Go through the entries below and count the lines holding the word "Petroleum". Reply with only the number, please.

┌──

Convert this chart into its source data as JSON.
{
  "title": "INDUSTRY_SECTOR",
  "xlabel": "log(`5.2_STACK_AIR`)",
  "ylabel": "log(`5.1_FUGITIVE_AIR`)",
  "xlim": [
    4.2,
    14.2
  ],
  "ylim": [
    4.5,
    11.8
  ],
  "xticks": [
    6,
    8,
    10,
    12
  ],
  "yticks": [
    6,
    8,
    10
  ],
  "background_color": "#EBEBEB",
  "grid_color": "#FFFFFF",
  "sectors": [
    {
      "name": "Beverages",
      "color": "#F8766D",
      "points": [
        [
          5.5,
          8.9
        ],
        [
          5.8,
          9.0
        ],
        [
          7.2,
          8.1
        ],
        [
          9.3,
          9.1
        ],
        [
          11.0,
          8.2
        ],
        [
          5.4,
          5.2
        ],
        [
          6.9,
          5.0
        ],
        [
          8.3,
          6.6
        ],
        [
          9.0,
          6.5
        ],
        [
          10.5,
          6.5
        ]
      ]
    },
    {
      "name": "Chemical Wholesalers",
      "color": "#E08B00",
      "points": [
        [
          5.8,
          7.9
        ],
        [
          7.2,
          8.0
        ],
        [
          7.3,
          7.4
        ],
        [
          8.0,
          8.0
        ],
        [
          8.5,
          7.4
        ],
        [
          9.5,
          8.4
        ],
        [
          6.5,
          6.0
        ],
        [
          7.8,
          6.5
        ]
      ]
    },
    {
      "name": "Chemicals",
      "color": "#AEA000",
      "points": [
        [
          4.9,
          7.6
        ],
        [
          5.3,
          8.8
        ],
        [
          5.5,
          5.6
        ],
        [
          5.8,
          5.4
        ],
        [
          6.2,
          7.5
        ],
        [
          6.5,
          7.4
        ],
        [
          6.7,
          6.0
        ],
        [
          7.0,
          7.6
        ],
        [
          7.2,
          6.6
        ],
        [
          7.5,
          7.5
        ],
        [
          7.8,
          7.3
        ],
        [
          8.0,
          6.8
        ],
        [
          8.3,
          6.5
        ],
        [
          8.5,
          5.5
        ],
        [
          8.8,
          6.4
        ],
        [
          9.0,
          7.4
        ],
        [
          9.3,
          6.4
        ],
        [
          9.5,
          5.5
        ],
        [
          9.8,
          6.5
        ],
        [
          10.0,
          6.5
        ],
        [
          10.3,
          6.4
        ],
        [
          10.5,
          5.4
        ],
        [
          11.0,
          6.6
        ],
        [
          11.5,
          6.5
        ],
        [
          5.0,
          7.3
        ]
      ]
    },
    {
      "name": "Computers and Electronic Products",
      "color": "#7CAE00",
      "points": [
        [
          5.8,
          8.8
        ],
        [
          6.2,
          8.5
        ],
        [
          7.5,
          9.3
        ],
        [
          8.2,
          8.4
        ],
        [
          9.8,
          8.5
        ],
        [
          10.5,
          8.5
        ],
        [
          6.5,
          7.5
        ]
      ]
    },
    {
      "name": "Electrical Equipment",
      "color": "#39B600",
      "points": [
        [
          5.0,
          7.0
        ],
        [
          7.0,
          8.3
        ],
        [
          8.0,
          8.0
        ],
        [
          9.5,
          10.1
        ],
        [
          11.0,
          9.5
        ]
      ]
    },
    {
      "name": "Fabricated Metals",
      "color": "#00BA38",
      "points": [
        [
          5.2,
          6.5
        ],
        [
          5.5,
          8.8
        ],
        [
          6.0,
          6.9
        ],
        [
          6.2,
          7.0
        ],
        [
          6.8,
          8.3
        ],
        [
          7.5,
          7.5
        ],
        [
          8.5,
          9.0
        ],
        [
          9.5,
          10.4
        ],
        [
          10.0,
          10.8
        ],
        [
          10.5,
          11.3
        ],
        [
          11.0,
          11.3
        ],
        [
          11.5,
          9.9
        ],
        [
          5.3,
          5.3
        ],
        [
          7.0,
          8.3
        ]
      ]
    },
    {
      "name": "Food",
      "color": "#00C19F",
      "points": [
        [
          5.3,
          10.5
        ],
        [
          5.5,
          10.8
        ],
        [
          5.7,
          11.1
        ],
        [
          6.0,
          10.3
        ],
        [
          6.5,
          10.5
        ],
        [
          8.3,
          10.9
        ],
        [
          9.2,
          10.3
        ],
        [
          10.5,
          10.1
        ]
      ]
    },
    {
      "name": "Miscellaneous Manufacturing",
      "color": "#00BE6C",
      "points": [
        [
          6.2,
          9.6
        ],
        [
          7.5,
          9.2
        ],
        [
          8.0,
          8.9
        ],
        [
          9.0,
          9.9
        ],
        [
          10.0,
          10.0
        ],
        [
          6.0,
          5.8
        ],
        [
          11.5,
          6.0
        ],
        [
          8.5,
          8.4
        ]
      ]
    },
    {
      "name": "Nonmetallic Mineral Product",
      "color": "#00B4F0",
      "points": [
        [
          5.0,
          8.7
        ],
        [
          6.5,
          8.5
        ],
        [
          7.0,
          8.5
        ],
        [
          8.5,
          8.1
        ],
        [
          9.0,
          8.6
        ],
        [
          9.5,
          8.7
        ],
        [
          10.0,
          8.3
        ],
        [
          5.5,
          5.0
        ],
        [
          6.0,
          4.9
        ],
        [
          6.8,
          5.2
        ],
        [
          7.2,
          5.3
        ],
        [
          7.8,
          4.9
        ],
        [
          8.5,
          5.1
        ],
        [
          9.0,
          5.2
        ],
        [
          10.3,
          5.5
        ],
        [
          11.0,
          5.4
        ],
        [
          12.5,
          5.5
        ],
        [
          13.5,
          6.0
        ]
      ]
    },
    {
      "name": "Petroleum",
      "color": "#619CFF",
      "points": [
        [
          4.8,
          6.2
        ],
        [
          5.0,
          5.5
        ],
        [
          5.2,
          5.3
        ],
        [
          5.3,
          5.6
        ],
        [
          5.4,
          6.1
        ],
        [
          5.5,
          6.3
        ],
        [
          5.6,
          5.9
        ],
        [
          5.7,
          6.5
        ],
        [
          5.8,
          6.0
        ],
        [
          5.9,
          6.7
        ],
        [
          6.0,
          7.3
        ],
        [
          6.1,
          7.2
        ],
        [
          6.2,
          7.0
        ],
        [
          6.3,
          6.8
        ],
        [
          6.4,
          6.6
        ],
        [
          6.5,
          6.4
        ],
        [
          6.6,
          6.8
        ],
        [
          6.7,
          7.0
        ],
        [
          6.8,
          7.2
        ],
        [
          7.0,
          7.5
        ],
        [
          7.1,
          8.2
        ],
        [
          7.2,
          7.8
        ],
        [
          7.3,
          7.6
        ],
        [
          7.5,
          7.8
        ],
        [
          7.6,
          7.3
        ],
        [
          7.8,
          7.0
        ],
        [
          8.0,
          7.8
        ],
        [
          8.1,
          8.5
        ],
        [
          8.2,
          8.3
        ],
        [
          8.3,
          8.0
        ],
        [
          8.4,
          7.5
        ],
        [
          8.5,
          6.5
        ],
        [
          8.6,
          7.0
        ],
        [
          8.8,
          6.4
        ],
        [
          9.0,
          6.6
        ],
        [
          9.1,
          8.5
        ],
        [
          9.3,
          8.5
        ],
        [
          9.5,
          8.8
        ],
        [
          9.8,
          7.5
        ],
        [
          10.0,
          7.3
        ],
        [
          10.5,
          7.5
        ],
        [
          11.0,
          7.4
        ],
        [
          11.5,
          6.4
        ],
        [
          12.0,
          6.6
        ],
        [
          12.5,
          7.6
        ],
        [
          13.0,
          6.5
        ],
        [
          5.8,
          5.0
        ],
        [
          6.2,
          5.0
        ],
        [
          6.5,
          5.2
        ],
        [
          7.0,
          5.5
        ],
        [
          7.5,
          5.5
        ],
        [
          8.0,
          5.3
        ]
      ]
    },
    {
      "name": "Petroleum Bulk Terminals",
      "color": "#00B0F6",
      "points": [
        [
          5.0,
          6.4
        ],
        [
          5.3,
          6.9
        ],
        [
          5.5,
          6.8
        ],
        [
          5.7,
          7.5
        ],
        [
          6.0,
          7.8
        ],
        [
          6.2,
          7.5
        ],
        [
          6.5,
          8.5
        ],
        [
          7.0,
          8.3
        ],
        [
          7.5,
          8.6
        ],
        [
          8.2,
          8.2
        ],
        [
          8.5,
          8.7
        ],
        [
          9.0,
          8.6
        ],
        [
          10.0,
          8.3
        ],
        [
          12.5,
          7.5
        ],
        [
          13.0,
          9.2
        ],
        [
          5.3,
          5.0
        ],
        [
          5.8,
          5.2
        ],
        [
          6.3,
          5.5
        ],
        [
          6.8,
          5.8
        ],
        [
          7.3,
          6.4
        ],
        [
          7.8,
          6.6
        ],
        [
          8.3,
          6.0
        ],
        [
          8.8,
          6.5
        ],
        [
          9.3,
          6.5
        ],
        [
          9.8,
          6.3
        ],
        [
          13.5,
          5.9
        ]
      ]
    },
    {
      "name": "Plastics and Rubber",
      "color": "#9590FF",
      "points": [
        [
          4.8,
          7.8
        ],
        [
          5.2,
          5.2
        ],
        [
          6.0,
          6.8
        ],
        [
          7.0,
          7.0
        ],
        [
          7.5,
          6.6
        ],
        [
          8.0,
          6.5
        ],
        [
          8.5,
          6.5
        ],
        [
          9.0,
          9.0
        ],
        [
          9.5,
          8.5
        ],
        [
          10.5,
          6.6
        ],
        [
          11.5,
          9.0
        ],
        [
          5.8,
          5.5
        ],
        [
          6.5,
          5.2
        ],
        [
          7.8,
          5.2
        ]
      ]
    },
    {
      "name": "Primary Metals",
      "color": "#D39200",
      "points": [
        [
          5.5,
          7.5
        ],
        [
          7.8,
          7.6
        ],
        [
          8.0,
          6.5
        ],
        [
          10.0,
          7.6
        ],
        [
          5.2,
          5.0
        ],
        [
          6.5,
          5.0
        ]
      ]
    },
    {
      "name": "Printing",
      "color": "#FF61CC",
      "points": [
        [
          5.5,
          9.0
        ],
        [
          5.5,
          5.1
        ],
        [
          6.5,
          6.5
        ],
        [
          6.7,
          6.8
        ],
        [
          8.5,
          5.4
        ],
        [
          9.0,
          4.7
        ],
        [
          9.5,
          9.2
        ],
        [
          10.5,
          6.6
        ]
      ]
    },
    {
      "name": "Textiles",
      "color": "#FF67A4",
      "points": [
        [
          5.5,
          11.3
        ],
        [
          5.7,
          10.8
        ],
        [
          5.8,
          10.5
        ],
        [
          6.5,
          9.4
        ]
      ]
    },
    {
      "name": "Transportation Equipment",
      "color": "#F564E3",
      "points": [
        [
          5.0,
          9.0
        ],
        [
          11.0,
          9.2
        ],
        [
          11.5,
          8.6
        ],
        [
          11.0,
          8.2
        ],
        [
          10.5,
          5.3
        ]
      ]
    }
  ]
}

└──

• _RESULT OF THE EXERCISE_
2